→ **Task requirements**:
Transcribe the listing verbatim. Do not carry over any pictures.

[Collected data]
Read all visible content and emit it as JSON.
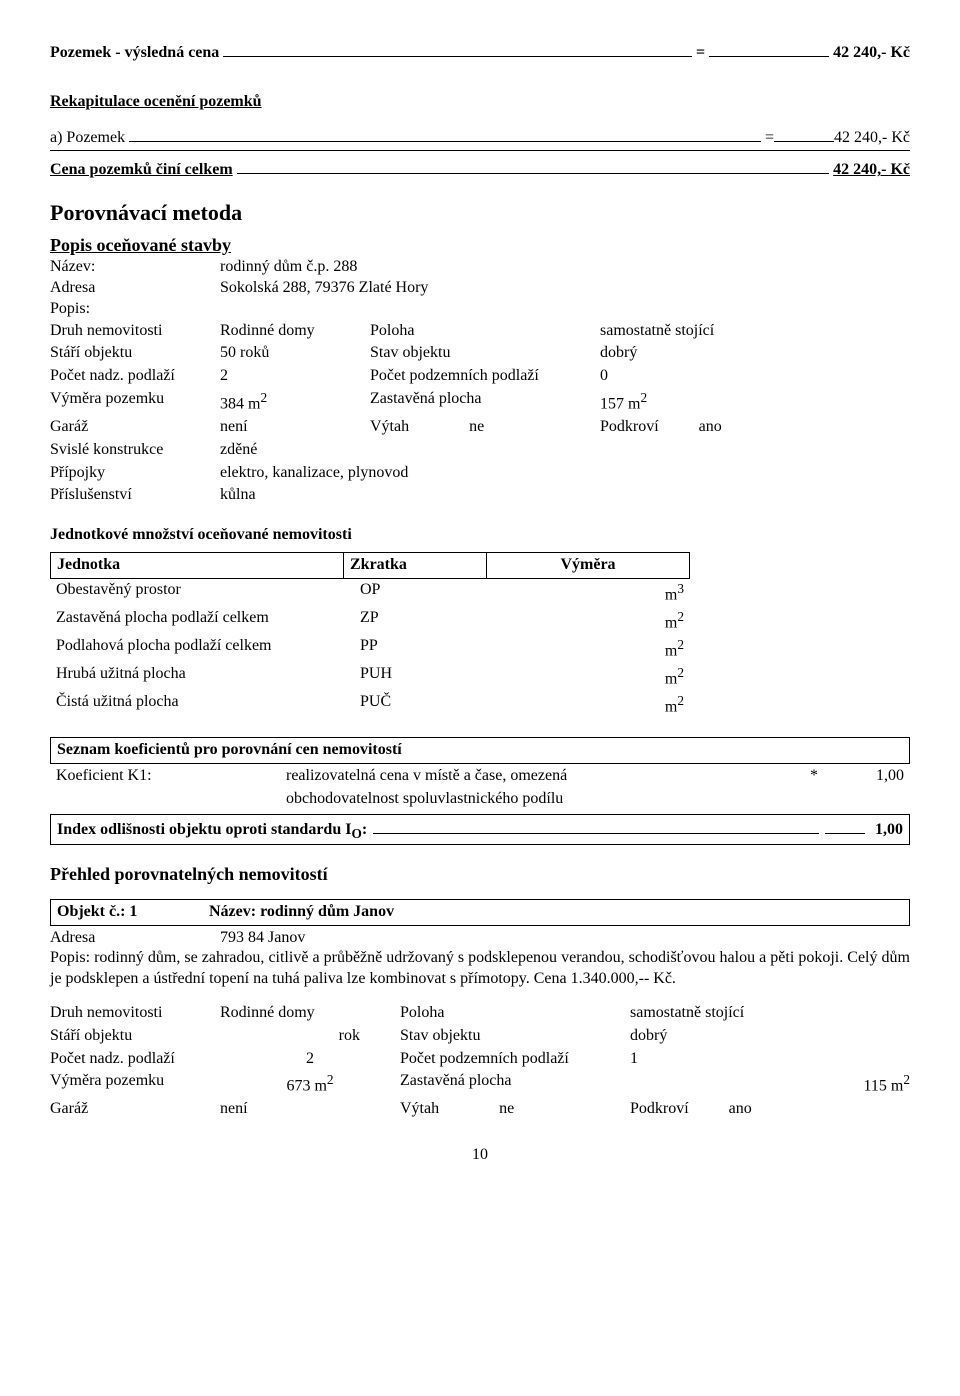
{
  "top": {
    "label": "Pozemek - výsledná cena",
    "eq": "=",
    "value": "42 240,- Kč"
  },
  "recap": {
    "title": "Rekapitulace ocenění pozemků",
    "row_label": "a) Pozemek",
    "row_eq": "=",
    "row_val": "42 240,- Kč",
    "total_label": "Cena pozemků činí celkem",
    "total_val": "42 240,- Kč"
  },
  "compare_title": "Porovnávací metoda",
  "popis_title": "Popis oceňované stavby",
  "subject": {
    "name_lbl": "Název:",
    "name_val": "rodinný dům č.p. 288",
    "addr_lbl": "Adresa",
    "addr_val": "Sokolská 288, 79376 Zlaté Hory",
    "popis_lbl": "Popis:",
    "r1c1": "Druh nemovitosti",
    "r1c2": "Rodinné domy",
    "r1c3": "Poloha",
    "r1c4": "samostatně stojící",
    "r2c1": "Stáří objektu",
    "r2c2": "50 roků",
    "r2c3": "Stav objektu",
    "r2c4": "dobrý",
    "r3c1": "Počet nadz. podlaží",
    "r3c2": "2",
    "r3c3": "Počet podzemních podlaží",
    "r3c4": "0",
    "r4c1": "Výměra pozemku",
    "r4c2_a": "384 m",
    "r4c2_sup": "2",
    "r4c3": "Zastavěná plocha",
    "r4c4_a": "157 m",
    "r4c4_sup": "2",
    "r5c1": "Garáž",
    "r5c2": "není",
    "r5c3a": "Výtah",
    "r5c3b": "ne",
    "r5c4a": "Podkroví",
    "r5c4b": "ano",
    "r6c1": "Svislé konstrukce",
    "r6c2": "zděné",
    "r7c1": "Přípojky",
    "r7c2": "elektro, kanalizace, plynovod",
    "r8c1": "Příslušenství",
    "r8c2": "kůlna"
  },
  "units_title": "Jednotkové množství oceňované nemovitosti",
  "units": {
    "hdr1": "Jednotka",
    "hdr2": "Zkratka",
    "hdr3": "Výměra",
    "rows": [
      {
        "a": "Obestavěný prostor",
        "b": "OP",
        "c": "m",
        "sup": "3"
      },
      {
        "a": "Zastavěná plocha podlaží celkem",
        "b": "ZP",
        "c": "m",
        "sup": "2"
      },
      {
        "a": "Podlahová plocha podlaží celkem",
        "b": "PP",
        "c": "m",
        "sup": "2"
      },
      {
        "a": "Hrubá užitná plocha",
        "b": "PUH",
        "c": "m",
        "sup": "2"
      },
      {
        "a": "Čistá užitná plocha",
        "b": "PUČ",
        "c": "m",
        "sup": "2"
      }
    ]
  },
  "koef": {
    "hdr": "Seznam koeficientů pro porovnání cen nemovitostí",
    "k1_lbl": "Koeficient K1:",
    "k1_txt1": "realizovatelná cena v místě a čase, omezená",
    "k1_star": "*",
    "k1_val": "1,00",
    "k1_txt2": "obchodovatelnost spoluvlastnického podílu",
    "idx_lbl_a": "Index odlišnosti objektu oproti standardu I",
    "idx_sub": "O",
    "idx_lbl_b": ":",
    "idx_val": "1,00"
  },
  "comp_title": "Přehled porovnatelných nemovitostí",
  "obj1": {
    "hdr_a": "Objekt č.: 1",
    "hdr_b": "Název: rodinný dům Janov",
    "addr_lbl": "Adresa",
    "addr_val": "793 84 Janov",
    "desc": "Popis: rodinný dům, se zahradou, citlivě a průběžně udržovaný s podsklepenou verandou, schodišťovou halou a pěti pokoji. Celý dům je podsklepen a ústřední topení na tuhá paliva lze kombinovat s přímotopy. Cena 1.340.000,-- Kč.",
    "r1c1": "Druh nemovitosti",
    "r1c2": "Rodinné domy",
    "r1c3": "Poloha",
    "r1c4": "samostatně stojící",
    "r2c1": "Stáří objektu",
    "r2c2": "rok",
    "r2c3": "Stav objektu",
    "r2c4": "dobrý",
    "r3c1": "Počet nadz. podlaží",
    "r3c2": "2",
    "r3c3": "Počet podzemních podlaží",
    "r3c4": "1",
    "r4c1": "Výměra pozemku",
    "r4c2_a": "673 m",
    "r4c2_sup": "2",
    "r4c3": "Zastavěná plocha",
    "r4c4_a": "115 m",
    "r4c4_sup": "2",
    "r5c1": "Garáž",
    "r5c2": "není",
    "r5c3a": "Výtah",
    "r5c3b": "ne",
    "r5c4a": "Podkroví",
    "r5c4b": "ano"
  },
  "page": "10"
}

→ **Full solution**:
Read all visible content and emit it as JSON.
{
  "top": {
    "label": "Pozemek - výsledná cena",
    "eq": "=",
    "value": "42 240,- Kč"
  },
  "recap": {
    "title": "Rekapitulace ocenění pozemků",
    "row_label": "a) Pozemek",
    "row_eq": "=",
    "row_val": "42 240,- Kč",
    "total_label": "Cena pozemků činí celkem",
    "total_val": "42 240,- Kč"
  },
  "compare_title": "Porovnávací metoda",
  "popis_title": "Popis oceňované stavby",
  "subject": {
    "name_lbl": "Název:",
    "name_val": "rodinný dům č.p. 288",
    "addr_lbl": "Adresa",
    "addr_val": "Sokolská 288, 79376 Zlaté Hory",
    "popis_lbl": "Popis:",
    "r1c1": "Druh nemovitosti",
    "r1c2": "Rodinné domy",
    "r1c3": "Poloha",
    "r1c4": "samostatně stojící",
    "r2c1": "Stáří objektu",
    "r2c2": "50 roků",
    "r2c3": "Stav objektu",
    "r2c4": "dobrý",
    "r3c1": "Počet nadz. podlaží",
    "r3c2": "2",
    "r3c3": "Počet podzemních podlaží",
    "r3c4": "0",
    "r4c1": "Výměra pozemku",
    "r4c2_a": "384 m",
    "r4c2_sup": "2",
    "r4c3": "Zastavěná plocha",
    "r4c4_a": "157 m",
    "r4c4_sup": "2",
    "r5c1": "Garáž",
    "r5c2": "není",
    "r5c3a": "Výtah",
    "r5c3b": "ne",
    "r5c4a": "Podkroví",
    "r5c4b": "ano",
    "r6c1": "Svislé konstrukce",
    "r6c2": "zděné",
    "r7c1": "Přípojky",
    "r7c2": "elektro, kanalizace, plynovod",
    "r8c1": "Příslušenství",
    "r8c2": "kůlna"
  },
  "units_title": "Jednotkové množství oceňované nemovitosti",
  "units": {
    "hdr1": "Jednotka",
    "hdr2": "Zkratka",
    "hdr3": "Výměra",
    "rows": [
      {
        "a": "Obestavěný prostor",
        "b": "OP",
        "c": "m",
        "sup": "3"
      },
      {
        "a": "Zastavěná plocha podlaží celkem",
        "b": "ZP",
        "c": "m",
        "sup": "2"
      },
      {
        "a": "Podlahová plocha podlaží celkem",
        "b": "PP",
        "c": "m",
        "sup": "2"
      },
      {
        "a": "Hrubá užitná plocha",
        "b": "PUH",
        "c": "m",
        "sup": "2"
      },
      {
        "a": "Čistá užitná plocha",
        "b": "PUČ",
        "c": "m",
        "sup": "2"
      }
    ]
  },
  "koef": {
    "hdr": "Seznam koeficientů pro porovnání cen nemovitostí",
    "k1_lbl": "Koeficient K1:",
    "k1_txt1": "realizovatelná cena v místě a čase, omezená",
    "k1_star": "*",
    "k1_val": "1,00",
    "k1_txt2": "obchodovatelnost spoluvlastnického podílu",
    "idx_lbl_a": "Index odlišnosti objektu oproti standardu I",
    "idx_sub": "O",
    "idx_lbl_b": ":",
    "idx_val": "1,00"
  },
  "comp_title": "Přehled porovnatelných nemovitostí",
  "obj1": {
    "hdr_a": "Objekt č.: 1",
    "hdr_b": "Název: rodinný dům Janov",
    "addr_lbl": "Adresa",
    "addr_val": "793 84 Janov",
    "desc": "Popis: rodinný dům, se zahradou, citlivě a průběžně udržovaný s podsklepenou verandou, schodišťovou halou a pěti pokoji. Celý dům je podsklepen a ústřední topení na tuhá paliva lze kombinovat s přímotopy. Cena 1.340.000,-- Kč.",
    "r1c1": "Druh nemovitosti",
    "r1c2": "Rodinné domy",
    "r1c3": "Poloha",
    "r1c4": "samostatně stojící",
    "r2c1": "Stáří objektu",
    "r2c2": "rok",
    "r2c3": "Stav objektu",
    "r2c4": "dobrý",
    "r3c1": "Počet nadz. podlaží",
    "r3c2": "2",
    "r3c3": "Počet podzemních podlaží",
    "r3c4": "1",
    "r4c1": "Výměra pozemku",
    "r4c2_a": "673 m",
    "r4c2_sup": "2",
    "r4c3": "Zastavěná plocha",
    "r4c4_a": "115 m",
    "r4c4_sup": "2",
    "r5c1": "Garáž",
    "r5c2": "není",
    "r5c3a": "Výtah",
    "r5c3b": "ne",
    "r5c4a": "Podkroví",
    "r5c4b": "ano"
  },
  "page": "10"
}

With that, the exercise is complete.